Job: Below are records. Copy every line with "Unemployment" in it.
— START —
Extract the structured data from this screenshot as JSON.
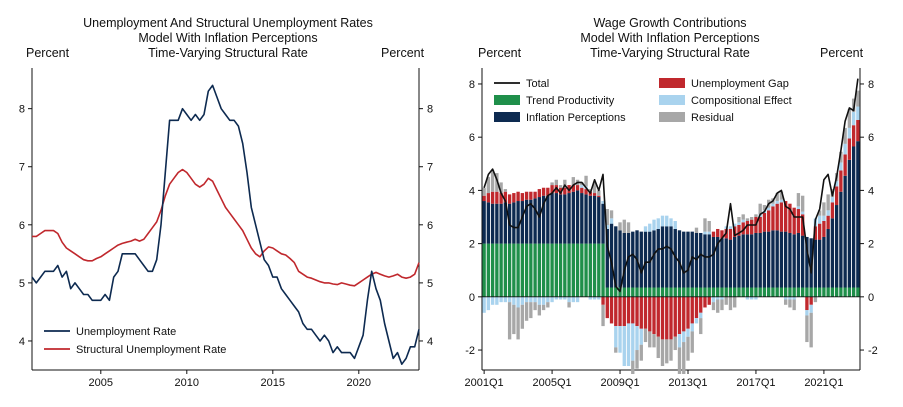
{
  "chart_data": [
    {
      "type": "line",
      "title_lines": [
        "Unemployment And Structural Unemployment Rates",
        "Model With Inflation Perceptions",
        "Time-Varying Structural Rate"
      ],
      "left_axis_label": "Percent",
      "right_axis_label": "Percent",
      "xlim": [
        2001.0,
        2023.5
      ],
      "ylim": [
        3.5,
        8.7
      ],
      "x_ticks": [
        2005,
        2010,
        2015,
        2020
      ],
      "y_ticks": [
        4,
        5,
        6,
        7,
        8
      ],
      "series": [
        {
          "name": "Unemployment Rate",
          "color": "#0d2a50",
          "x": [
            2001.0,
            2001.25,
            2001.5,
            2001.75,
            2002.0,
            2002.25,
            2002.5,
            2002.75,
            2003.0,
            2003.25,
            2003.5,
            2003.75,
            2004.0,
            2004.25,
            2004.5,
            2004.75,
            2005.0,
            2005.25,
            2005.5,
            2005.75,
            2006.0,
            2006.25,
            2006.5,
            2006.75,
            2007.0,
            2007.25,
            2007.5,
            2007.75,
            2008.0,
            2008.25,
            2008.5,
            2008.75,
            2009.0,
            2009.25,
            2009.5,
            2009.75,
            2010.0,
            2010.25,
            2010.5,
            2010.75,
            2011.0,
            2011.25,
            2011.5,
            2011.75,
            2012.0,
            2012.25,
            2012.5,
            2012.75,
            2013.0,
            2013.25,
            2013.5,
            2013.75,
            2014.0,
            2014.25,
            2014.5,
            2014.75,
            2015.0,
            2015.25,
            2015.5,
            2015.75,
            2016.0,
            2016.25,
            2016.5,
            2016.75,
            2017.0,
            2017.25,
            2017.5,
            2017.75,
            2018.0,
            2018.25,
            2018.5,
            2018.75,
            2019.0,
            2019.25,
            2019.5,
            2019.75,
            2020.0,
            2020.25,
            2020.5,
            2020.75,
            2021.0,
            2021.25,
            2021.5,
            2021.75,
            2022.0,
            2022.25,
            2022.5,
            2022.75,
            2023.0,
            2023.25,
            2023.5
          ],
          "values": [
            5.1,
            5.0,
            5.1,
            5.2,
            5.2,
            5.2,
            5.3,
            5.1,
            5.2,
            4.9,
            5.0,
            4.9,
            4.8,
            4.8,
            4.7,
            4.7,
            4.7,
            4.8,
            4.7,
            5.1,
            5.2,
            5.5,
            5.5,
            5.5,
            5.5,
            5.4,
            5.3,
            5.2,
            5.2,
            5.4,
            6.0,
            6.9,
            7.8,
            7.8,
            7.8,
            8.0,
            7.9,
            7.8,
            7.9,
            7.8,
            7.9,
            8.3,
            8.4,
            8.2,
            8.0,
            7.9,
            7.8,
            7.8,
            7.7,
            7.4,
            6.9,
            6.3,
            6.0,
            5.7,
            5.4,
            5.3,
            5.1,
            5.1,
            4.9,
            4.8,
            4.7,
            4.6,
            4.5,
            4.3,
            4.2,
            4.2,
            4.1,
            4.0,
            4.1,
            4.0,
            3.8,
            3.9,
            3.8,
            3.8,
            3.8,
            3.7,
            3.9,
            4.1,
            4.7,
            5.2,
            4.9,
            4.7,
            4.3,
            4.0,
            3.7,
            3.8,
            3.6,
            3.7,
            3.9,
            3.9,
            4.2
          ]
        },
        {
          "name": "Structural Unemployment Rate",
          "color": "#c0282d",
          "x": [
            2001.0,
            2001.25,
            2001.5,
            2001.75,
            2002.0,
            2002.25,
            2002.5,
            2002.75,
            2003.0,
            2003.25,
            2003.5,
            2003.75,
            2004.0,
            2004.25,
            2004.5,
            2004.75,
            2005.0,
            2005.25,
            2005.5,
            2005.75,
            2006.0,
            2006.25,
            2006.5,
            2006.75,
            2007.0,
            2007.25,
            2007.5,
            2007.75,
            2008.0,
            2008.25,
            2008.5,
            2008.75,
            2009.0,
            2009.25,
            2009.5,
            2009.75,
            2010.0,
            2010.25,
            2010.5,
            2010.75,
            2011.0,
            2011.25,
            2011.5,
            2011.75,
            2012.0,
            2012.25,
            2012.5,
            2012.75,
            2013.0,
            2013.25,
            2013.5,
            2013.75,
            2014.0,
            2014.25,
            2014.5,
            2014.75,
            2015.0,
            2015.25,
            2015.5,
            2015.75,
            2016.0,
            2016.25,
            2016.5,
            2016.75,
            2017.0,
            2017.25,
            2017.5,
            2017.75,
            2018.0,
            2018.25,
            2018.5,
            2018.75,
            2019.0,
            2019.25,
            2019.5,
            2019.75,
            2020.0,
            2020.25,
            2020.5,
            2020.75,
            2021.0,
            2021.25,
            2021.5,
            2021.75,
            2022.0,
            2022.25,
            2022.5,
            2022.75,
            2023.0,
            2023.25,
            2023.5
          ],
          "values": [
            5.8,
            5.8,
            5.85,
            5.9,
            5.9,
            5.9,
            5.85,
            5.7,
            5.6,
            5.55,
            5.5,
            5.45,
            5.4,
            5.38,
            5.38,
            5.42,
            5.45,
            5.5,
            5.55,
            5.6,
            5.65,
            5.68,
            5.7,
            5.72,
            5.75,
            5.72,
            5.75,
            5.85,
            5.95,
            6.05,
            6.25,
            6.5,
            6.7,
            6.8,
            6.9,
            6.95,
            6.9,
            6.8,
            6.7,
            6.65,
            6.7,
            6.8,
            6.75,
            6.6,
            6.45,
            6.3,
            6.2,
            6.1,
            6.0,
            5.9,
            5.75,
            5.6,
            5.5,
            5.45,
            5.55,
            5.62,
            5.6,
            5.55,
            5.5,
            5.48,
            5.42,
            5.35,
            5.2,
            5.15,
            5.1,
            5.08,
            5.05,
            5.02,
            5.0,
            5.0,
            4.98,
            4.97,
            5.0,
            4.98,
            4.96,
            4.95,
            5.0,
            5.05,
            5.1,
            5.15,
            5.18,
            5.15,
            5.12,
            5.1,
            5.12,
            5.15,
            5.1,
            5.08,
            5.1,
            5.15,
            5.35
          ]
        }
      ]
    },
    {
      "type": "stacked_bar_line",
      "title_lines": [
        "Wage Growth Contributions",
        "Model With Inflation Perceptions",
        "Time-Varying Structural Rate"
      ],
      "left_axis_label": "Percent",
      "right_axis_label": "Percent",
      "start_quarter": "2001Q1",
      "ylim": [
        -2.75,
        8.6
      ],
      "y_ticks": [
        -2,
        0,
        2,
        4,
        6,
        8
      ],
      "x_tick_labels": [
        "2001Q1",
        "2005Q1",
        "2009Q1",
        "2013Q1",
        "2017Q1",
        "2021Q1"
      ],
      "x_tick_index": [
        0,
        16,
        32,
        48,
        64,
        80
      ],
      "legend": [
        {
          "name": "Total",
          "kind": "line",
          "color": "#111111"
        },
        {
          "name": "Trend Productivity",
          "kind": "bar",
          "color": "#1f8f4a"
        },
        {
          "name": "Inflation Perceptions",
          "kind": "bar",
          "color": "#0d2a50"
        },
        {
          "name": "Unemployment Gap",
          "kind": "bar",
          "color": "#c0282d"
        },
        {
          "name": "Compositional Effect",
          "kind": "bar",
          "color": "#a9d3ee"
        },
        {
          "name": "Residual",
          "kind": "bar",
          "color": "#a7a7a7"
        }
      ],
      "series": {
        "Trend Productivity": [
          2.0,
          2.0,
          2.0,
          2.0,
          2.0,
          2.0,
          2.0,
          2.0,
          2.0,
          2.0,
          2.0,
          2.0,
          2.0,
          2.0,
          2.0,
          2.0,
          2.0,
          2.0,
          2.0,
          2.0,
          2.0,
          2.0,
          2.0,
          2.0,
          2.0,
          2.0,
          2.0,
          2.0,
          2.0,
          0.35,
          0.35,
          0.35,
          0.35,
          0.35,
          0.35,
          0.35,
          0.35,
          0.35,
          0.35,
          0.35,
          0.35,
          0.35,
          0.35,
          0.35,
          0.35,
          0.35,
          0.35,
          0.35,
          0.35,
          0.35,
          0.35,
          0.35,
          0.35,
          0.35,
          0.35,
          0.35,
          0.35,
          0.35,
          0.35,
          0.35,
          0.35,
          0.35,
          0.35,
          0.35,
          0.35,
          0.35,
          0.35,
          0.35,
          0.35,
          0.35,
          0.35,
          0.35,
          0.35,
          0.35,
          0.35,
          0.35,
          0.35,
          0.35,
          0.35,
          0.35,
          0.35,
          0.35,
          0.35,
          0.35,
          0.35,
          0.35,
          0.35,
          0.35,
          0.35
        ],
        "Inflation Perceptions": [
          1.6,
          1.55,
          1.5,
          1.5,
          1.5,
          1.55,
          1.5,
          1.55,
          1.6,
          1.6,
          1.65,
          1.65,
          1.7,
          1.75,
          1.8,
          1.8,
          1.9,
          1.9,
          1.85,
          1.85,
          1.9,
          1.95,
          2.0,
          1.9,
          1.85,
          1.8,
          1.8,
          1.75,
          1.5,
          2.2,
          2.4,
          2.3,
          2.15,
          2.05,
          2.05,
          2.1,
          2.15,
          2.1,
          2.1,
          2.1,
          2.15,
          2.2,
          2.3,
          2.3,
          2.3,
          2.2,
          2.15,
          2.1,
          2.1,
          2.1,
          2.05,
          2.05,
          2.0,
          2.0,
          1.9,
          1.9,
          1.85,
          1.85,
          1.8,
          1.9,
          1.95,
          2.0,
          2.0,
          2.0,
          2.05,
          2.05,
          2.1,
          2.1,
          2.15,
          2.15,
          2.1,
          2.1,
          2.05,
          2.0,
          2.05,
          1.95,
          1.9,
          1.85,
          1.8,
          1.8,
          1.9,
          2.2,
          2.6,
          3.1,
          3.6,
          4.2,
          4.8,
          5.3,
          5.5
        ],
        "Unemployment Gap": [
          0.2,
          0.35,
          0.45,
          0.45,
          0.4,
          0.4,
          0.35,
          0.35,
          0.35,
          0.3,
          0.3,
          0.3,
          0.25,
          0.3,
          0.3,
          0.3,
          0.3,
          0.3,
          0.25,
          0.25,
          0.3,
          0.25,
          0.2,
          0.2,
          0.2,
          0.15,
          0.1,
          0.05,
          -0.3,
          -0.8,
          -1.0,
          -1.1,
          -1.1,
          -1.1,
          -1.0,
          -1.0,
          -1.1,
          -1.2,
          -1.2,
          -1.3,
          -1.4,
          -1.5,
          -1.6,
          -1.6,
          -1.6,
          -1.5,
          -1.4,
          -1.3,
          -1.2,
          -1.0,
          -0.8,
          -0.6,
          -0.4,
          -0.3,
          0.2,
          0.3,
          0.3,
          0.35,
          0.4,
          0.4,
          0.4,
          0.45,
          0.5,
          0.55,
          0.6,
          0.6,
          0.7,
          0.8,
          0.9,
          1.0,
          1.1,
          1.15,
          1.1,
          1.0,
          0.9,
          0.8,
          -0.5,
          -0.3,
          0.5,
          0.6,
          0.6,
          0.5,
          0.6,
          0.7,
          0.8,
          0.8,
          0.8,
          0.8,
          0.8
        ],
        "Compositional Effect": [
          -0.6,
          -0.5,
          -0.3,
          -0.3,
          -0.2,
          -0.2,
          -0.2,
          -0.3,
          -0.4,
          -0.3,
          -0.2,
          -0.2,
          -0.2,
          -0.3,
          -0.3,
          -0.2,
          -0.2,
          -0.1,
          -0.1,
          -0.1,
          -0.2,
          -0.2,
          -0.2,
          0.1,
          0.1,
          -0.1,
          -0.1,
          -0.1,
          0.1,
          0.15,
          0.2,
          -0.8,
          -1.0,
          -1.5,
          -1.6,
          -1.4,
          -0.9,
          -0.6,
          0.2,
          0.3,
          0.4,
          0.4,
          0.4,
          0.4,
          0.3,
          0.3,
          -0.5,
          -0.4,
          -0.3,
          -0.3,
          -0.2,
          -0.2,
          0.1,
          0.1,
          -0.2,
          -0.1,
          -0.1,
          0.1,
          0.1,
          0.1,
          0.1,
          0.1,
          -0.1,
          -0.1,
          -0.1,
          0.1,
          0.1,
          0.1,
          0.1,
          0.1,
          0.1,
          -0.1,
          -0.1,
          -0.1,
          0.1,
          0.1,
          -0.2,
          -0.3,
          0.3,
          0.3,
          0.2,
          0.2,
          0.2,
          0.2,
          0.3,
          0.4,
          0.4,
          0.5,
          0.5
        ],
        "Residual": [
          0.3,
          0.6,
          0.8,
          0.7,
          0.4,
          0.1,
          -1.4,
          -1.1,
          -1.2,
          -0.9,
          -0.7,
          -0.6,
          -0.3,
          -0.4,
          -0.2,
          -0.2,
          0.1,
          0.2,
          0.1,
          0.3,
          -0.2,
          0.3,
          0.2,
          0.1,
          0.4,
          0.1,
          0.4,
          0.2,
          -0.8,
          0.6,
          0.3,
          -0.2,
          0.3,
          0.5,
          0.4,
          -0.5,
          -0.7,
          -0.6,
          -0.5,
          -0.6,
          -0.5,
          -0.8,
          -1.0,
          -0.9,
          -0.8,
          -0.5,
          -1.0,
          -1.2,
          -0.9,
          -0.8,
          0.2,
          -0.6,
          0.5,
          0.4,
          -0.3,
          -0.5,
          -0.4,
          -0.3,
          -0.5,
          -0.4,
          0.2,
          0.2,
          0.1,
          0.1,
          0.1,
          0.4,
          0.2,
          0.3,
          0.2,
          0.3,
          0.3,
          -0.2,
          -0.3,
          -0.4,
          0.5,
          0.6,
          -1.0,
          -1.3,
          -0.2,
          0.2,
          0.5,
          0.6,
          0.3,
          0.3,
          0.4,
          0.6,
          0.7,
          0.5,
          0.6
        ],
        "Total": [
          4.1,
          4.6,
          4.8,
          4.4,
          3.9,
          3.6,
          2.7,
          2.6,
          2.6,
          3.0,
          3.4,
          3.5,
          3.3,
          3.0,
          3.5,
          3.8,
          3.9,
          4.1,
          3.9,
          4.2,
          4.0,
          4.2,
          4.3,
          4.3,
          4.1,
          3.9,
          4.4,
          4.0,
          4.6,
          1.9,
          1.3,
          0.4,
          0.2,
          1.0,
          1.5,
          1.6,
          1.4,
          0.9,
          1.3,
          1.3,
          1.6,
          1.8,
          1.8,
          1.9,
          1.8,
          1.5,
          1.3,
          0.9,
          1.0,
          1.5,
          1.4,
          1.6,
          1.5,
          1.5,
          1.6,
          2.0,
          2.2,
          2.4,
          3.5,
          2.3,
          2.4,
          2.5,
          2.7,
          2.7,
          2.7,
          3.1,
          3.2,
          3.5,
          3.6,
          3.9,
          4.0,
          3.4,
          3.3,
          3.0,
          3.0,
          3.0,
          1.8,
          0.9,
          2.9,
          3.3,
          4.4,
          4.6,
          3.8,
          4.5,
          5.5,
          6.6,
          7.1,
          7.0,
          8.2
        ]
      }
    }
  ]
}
— END —
Exercise answer:
        "Unemployment And Structural Unemployment Rates",
          "name": "Unemployment Rate",
          "name": "Structural Unemployment Rate",
          "name": "Unemployment Gap",
        "Unemployment Gap": [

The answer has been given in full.